- **AIM OF THE TASK**
Transcribe the material verbatim in full; the pictures do not belong in the copy.

- **DATA TO USE**
═══
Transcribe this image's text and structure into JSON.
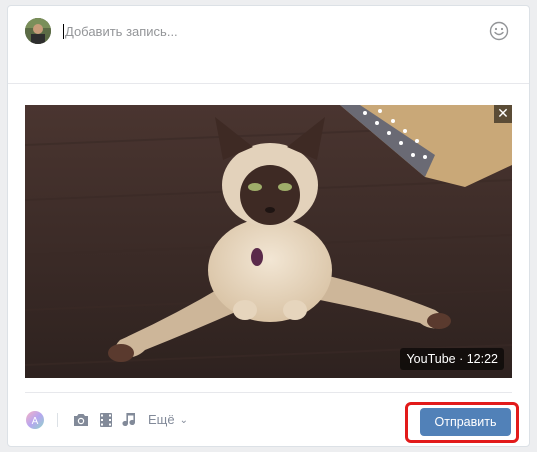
{
  "composer": {
    "placeholder": "Добавить запись...",
    "emoji_icon": "smile-icon",
    "avatar_icon": "user-avatar"
  },
  "attachment": {
    "type": "video",
    "source_label": "YouTube · 12:22",
    "close_label": "✕"
  },
  "toolbar": {
    "icons": [
      "poster-icon",
      "camera-icon",
      "film-icon",
      "music-note-icon"
    ],
    "more_label": "Ещё",
    "send_label": "Отправить"
  },
  "colors": {
    "accent": "#5181b8",
    "highlight": "#e21a1a",
    "icon": "#828a99"
  }
}
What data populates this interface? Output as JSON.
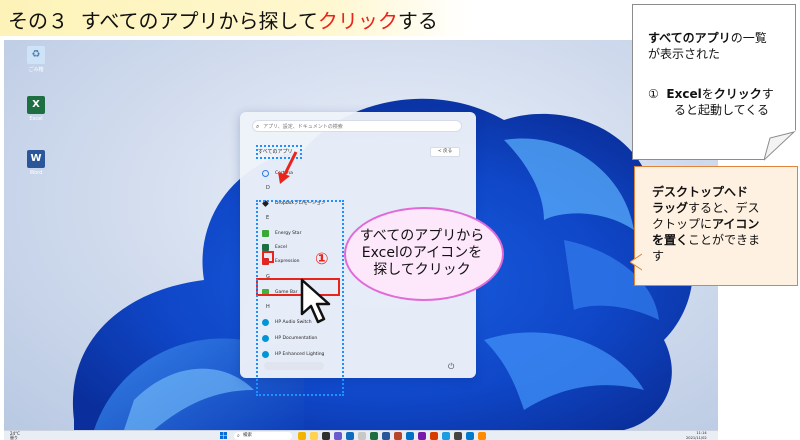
═══
- **CORRECT RESULT**
Transcribe this image's text and structure into JSON.
{
  "composer": {
    "placeholder": "Добавить запись...",
    "emoji_icon": "smile-icon",
    "avatar_icon": "user-avatar"
  },
  "attachment": {
    "type": "video",
    "source_label": "YouTube · 12:22",
    "close_label": "✕"
  },
  "toolbar": {
    "icons": [
      "poster-icon",
      "camera-icon",
      "film-icon",
      "music-note-icon"
    ],
    "more_label": "Ещё",
    "send_label": "Отправить"
  },
  "colors": {
    "accent": "#5181b8",
    "highlight": "#e21a1a",
    "icon": "#828a99"
  }
}
What data populates this interface? Output as JSON.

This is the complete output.